* _Assignment_:
Each entry below needs to be reproduced exactly as given.

* _Records for the task_:
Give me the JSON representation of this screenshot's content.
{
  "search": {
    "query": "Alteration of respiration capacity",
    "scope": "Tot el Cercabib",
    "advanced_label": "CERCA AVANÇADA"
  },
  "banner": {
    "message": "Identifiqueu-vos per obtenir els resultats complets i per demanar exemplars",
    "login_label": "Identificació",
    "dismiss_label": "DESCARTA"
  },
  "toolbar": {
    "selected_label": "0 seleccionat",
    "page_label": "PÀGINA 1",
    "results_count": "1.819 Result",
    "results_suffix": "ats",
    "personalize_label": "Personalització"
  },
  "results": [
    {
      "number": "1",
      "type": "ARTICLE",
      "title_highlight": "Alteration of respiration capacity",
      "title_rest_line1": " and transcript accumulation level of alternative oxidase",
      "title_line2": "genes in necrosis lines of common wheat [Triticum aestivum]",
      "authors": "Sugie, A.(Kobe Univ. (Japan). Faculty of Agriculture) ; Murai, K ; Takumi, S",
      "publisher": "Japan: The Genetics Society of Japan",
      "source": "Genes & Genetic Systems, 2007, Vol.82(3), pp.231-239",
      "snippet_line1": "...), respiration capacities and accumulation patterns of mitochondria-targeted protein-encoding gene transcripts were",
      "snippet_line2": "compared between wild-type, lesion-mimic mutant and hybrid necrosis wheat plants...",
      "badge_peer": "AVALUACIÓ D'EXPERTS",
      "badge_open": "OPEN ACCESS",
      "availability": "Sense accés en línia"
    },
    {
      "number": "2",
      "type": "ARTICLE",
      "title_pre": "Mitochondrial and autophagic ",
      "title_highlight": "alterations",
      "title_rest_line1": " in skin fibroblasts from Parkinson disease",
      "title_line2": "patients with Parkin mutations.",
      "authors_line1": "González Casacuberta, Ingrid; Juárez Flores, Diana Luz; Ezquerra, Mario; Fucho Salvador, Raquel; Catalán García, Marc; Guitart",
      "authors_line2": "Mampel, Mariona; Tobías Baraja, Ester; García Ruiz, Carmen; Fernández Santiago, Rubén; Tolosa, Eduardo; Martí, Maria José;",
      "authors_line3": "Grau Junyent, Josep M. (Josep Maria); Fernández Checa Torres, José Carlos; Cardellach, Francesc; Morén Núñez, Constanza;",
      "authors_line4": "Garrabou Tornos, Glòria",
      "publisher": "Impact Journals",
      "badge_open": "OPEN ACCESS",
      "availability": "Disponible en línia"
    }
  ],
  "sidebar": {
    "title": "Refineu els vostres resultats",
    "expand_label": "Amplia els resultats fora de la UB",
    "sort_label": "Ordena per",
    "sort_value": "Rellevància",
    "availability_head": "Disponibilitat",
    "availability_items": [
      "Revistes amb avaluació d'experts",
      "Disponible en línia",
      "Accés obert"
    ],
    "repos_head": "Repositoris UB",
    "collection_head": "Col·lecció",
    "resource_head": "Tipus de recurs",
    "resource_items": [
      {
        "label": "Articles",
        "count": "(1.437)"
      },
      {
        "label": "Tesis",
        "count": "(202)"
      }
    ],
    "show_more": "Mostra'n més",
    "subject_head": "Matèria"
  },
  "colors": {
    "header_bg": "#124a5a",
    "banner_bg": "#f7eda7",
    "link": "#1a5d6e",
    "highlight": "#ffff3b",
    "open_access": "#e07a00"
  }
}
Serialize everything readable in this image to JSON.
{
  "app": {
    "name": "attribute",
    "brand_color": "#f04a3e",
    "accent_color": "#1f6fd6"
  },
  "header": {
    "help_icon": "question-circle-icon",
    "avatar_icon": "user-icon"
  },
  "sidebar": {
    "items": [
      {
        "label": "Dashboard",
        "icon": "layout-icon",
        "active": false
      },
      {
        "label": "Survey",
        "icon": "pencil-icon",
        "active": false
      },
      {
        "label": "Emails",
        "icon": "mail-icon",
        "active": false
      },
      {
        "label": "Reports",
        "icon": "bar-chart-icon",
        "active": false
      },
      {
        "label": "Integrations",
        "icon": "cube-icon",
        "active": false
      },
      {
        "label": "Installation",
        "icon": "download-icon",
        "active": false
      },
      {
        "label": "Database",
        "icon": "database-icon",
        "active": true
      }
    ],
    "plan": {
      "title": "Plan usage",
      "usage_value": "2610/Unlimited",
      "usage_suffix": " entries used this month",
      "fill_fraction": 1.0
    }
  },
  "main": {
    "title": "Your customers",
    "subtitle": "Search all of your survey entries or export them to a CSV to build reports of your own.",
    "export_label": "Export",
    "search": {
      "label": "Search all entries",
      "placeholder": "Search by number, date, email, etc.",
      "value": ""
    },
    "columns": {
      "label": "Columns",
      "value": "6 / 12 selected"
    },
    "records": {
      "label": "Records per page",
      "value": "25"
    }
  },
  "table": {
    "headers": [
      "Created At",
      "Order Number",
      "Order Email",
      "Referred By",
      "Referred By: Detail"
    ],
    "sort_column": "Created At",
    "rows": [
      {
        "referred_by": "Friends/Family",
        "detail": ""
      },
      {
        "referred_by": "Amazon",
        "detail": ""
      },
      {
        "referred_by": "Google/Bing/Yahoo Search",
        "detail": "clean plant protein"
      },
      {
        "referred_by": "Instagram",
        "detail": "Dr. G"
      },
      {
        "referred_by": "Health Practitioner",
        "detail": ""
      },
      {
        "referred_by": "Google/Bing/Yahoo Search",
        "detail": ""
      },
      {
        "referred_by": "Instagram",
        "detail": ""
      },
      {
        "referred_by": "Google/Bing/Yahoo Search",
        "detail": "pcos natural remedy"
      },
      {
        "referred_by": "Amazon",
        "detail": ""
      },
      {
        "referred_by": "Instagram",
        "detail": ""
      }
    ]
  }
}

* _Exercise solution_:
Give me the JSON representation of this screenshot's content.
{
  "search": {
    "query": "Alteration of respiration capacity",
    "scope": "Tot el Cercabib",
    "advanced_label": "CERCA AVANÇADA"
  },
  "banner": {
    "message": "Identifiqueu-vos per obtenir els resultats complets i per demanar exemplars",
    "login_label": "Identificació",
    "dismiss_label": "DESCARTA"
  },
  "toolbar": {
    "selected_label": "0 seleccionat",
    "page_label": "PÀGINA 1",
    "results_count": "1.819 Result",
    "results_suffix": "ats",
    "personalize_label": "Personalització"
  },
  "results": [
    {
      "number": "1",
      "type": "ARTICLE",
      "title_highlight": "Alteration of respiration capacity",
      "title_rest_line1": " and transcript accumulation level of alternative oxidase",
      "title_line2": "genes in necrosis lines of common wheat [Triticum aestivum]",
      "authors": "Sugie, A.(Kobe Univ. (Japan). Faculty of Agriculture) ; Murai, K ; Takumi, S",
      "publisher": "Japan: The Genetics Society of Japan",
      "source": "Genes & Genetic Systems, 2007, Vol.82(3), pp.231-239",
      "snippet_line1": "...), respiration capacities and accumulation patterns of mitochondria-targeted protein-encoding gene transcripts were",
      "snippet_line2": "compared between wild-type, lesion-mimic mutant and hybrid necrosis wheat plants...",
      "badge_peer": "AVALUACIÓ D'EXPERTS",
      "badge_open": "OPEN ACCESS",
      "availability": "Sense accés en línia"
    },
    {
      "number": "2",
      "type": "ARTICLE",
      "title_pre": "Mitochondrial and autophagic ",
      "title_highlight": "alterations",
      "title_rest_line1": " in skin fibroblasts from Parkinson disease",
      "title_line2": "patients with Parkin mutations.",
      "authors_line1": "González Casacuberta, Ingrid; Juárez Flores, Diana Luz; Ezquerra, Mario; Fucho Salvador, Raquel; Catalán García, Marc; Guitart",
      "authors_line2": "Mampel, Mariona; Tobías Baraja, Ester; García Ruiz, Carmen; Fernández Santiago, Rubén; Tolosa, Eduardo; Martí, Maria José;",
      "authors_line3": "Grau Junyent, Josep M. (Josep Maria); Fernández Checa Torres, José Carlos; Cardellach, Francesc; Morén Núñez, Constanza;",
      "authors_line4": "Garrabou Tornos, Glòria",
      "publisher": "Impact Journals",
      "badge_open": "OPEN ACCESS",
      "availability": "Disponible en línia"
    }
  ],
  "sidebar": {
    "title": "Refineu els vostres resultats",
    "expand_label": "Amplia els resultats fora de la UB",
    "sort_label": "Ordena per",
    "sort_value": "Rellevància",
    "availability_head": "Disponibilitat",
    "availability_items": [
      "Revistes amb avaluació d'experts",
      "Disponible en línia",
      "Accés obert"
    ],
    "repos_head": "Repositoris UB",
    "collection_head": "Col·lecció",
    "resource_head": "Tipus de recurs",
    "resource_items": [
      {
        "label": "Articles",
        "count": "(1.437)"
      },
      {
        "label": "Tesis",
        "count": "(202)"
      }
    ],
    "show_more": "Mostra'n més",
    "subject_head": "Matèria"
  },
  "colors": {
    "header_bg": "#124a5a",
    "banner_bg": "#f7eda7",
    "link": "#1a5d6e",
    "highlight": "#ffff3b",
    "open_access": "#e07a00"
  }
}
Serialize everything readable in this image to JSON.
{
  "app": {
    "name": "attribute",
    "brand_color": "#f04a3e",
    "accent_color": "#1f6fd6"
  },
  "header": {
    "help_icon": "question-circle-icon",
    "avatar_icon": "user-icon"
  },
  "sidebar": {
    "items": [
      {
        "label": "Dashboard",
        "icon": "layout-icon",
        "active": false
      },
      {
        "label": "Survey",
        "icon": "pencil-icon",
        "active": false
      },
      {
        "label": "Emails",
        "icon": "mail-icon",
        "active": false
      },
      {
        "label": "Reports",
        "icon": "bar-chart-icon",
        "active": false
      },
      {
        "label": "Integrations",
        "icon": "cube-icon",
        "active": false
      },
      {
        "label": "Installation",
        "icon": "download-icon",
        "active": false
      },
      {
        "label": "Database",
        "icon": "database-icon",
        "active": true
      }
    ],
    "plan": {
      "title": "Plan usage",
      "usage_value": "2610/Unlimited",
      "usage_suffix": " entries used this month",
      "fill_fraction": 1.0
    }
  },
  "main": {
    "title": "Your customers",
    "subtitle": "Search all of your survey entries or export them to a CSV to build reports of your own.",
    "export_label": "Export",
    "search": {
      "label": "Search all entries",
      "placeholder": "Search by number, date, email, etc.",
      "value": ""
    },
    "columns": {
      "label": "Columns",
      "value": "6 / 12 selected"
    },
    "records": {
      "label": "Records per page",
      "value": "25"
    }
  },
  "table": {
    "headers": [
      "Created At",
      "Order Number",
      "Order Email",
      "Referred By",
      "Referred By: Detail"
    ],
    "sort_column": "Created At",
    "rows": [
      {
        "referred_by": "Friends/Family",
        "detail": ""
      },
      {
        "referred_by": "Amazon",
        "detail": ""
      },
      {
        "referred_by": "Google/Bing/Yahoo Search",
        "detail": "clean plant protein"
      },
      {
        "referred_by": "Instagram",
        "detail": "Dr. G"
      },
      {
        "referred_by": "Health Practitioner",
        "detail": ""
      },
      {
        "referred_by": "Google/Bing/Yahoo Search",
        "detail": ""
      },
      {
        "referred_by": "Instagram",
        "detail": ""
      },
      {
        "referred_by": "Google/Bing/Yahoo Search",
        "detail": "pcos natural remedy"
      },
      {
        "referred_by": "Amazon",
        "detail": ""
      },
      {
        "referred_by": "Instagram",
        "detail": ""
      }
    ]
  }
}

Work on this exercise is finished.